⟨
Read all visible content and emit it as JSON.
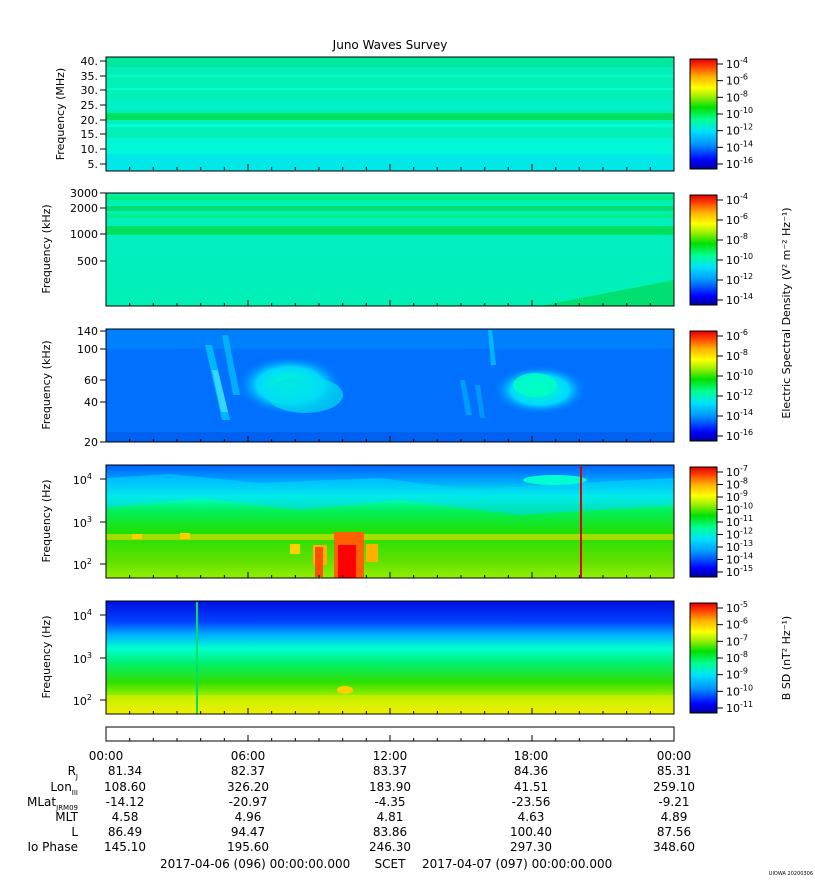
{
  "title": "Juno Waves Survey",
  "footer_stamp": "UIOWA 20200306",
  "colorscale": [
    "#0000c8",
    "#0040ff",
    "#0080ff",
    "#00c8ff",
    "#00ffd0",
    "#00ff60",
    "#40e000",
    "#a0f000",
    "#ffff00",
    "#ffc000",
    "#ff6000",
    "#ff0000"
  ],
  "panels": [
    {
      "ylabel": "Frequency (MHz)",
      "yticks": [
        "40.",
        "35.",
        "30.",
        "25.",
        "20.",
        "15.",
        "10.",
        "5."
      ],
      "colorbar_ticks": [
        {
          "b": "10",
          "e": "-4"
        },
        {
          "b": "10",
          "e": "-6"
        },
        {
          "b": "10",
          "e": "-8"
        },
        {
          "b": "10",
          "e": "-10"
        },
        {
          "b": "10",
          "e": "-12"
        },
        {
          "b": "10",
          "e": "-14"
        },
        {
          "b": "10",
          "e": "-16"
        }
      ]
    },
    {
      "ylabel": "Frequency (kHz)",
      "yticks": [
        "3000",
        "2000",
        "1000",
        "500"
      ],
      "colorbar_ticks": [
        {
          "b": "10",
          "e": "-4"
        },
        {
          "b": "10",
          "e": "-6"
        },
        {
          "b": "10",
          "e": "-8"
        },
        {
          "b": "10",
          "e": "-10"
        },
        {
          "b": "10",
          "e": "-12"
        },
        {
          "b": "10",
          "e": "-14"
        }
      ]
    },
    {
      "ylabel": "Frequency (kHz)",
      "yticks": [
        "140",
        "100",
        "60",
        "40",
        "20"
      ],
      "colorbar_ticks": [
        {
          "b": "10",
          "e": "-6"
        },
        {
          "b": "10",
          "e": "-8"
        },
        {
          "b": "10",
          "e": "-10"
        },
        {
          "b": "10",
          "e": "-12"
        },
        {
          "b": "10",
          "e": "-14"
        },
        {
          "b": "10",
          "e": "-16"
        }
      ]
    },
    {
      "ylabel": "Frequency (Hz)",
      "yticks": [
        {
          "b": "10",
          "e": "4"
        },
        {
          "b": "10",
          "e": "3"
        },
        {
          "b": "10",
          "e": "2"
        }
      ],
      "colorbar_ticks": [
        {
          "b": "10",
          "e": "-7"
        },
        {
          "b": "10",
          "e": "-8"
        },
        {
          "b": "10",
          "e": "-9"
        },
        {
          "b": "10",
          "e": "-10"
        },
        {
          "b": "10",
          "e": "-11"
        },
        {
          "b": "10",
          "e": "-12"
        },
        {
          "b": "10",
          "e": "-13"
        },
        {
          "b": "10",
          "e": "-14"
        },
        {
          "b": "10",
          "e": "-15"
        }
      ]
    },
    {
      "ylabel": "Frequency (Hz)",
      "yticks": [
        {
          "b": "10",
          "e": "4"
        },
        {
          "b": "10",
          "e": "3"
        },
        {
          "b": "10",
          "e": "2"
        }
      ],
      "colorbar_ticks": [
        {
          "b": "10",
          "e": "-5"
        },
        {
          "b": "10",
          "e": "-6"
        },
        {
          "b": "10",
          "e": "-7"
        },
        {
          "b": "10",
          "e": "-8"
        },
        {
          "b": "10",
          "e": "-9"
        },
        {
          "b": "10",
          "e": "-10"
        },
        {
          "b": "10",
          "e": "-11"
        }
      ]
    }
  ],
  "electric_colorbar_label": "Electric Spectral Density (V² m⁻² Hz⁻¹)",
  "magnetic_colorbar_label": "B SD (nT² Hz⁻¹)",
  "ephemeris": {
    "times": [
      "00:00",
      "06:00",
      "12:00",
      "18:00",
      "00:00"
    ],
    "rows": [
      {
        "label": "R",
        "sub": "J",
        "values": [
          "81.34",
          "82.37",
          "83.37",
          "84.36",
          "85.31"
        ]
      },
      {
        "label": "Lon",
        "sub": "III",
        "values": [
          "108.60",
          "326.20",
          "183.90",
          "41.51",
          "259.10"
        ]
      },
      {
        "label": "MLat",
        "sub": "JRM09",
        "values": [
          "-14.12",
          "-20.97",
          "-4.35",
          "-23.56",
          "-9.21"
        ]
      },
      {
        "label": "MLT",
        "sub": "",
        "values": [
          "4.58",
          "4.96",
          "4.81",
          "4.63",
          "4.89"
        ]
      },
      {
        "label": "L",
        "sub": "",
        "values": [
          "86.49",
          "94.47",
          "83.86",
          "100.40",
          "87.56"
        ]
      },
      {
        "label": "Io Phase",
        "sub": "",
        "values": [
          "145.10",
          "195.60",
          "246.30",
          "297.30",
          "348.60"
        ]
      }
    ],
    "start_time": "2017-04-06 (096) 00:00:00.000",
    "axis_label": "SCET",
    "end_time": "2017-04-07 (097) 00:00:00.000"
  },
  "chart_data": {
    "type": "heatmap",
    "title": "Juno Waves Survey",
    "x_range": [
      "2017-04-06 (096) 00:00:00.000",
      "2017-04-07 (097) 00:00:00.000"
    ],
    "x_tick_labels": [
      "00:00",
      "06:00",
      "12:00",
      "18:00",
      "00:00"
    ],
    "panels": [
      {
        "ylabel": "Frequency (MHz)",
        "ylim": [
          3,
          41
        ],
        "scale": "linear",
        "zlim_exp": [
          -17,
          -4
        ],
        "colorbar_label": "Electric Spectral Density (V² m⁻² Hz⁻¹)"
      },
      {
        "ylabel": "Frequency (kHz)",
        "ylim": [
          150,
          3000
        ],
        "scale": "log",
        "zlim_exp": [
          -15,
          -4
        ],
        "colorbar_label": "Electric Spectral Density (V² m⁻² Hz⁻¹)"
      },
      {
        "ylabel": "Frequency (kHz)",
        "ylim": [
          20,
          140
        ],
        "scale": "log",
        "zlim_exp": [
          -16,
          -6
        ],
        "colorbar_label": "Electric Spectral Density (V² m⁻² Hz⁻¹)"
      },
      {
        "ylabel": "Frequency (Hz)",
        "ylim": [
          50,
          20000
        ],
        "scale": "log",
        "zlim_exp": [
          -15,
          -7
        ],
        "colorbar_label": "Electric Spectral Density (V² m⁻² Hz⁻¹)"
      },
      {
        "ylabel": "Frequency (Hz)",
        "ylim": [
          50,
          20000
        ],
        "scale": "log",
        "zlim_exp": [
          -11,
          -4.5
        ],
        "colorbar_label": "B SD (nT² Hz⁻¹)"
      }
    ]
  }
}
⟩
* What needs to be done
From the listing above, collect every line that mentions the word "Waves".

* Exercise response
  "title": "Juno Waves Survey",
    "title": "Juno Waves Survey",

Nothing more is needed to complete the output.